Aim.
Write out the records word for word, with no pictures.

Data supplied.
————
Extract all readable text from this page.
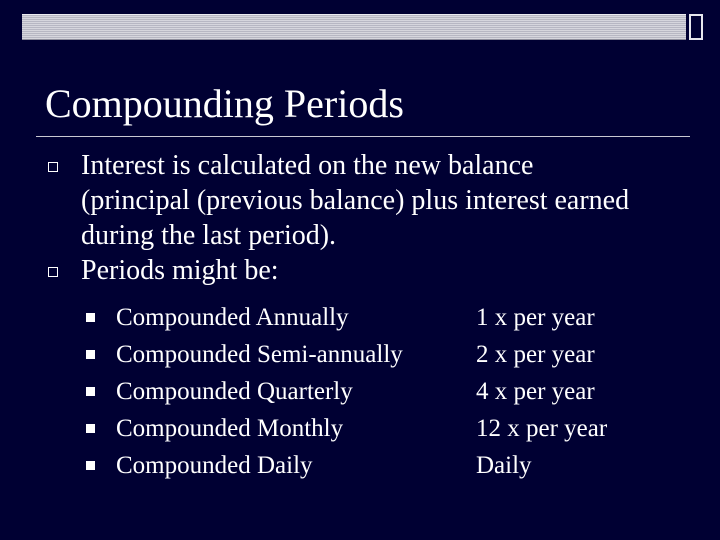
Compounding Periods
Interest is calculated on the new balance (principal (previous balance) plus interest earned during the last period).
Periods might be:
Compounded Annually	1 x per year
Compounded Semi-annually	2 x per year
Compounded Quarterly	4 x per year
Compounded Monthly	12 x per year
Compounded Daily	Daily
————
Exercise solution.
Extract all readable text from this page.
Compounding Periods
Interest is calculated on the new balance (principal (previous balance) plus interest earned during the last period).
Periods might be:
Compounded Annually	1 x per year
Compounded Semi-annually	2 x per year
Compounded Quarterly	4 x per year
Compounded Monthly	12 x per year
Compounded Daily	Daily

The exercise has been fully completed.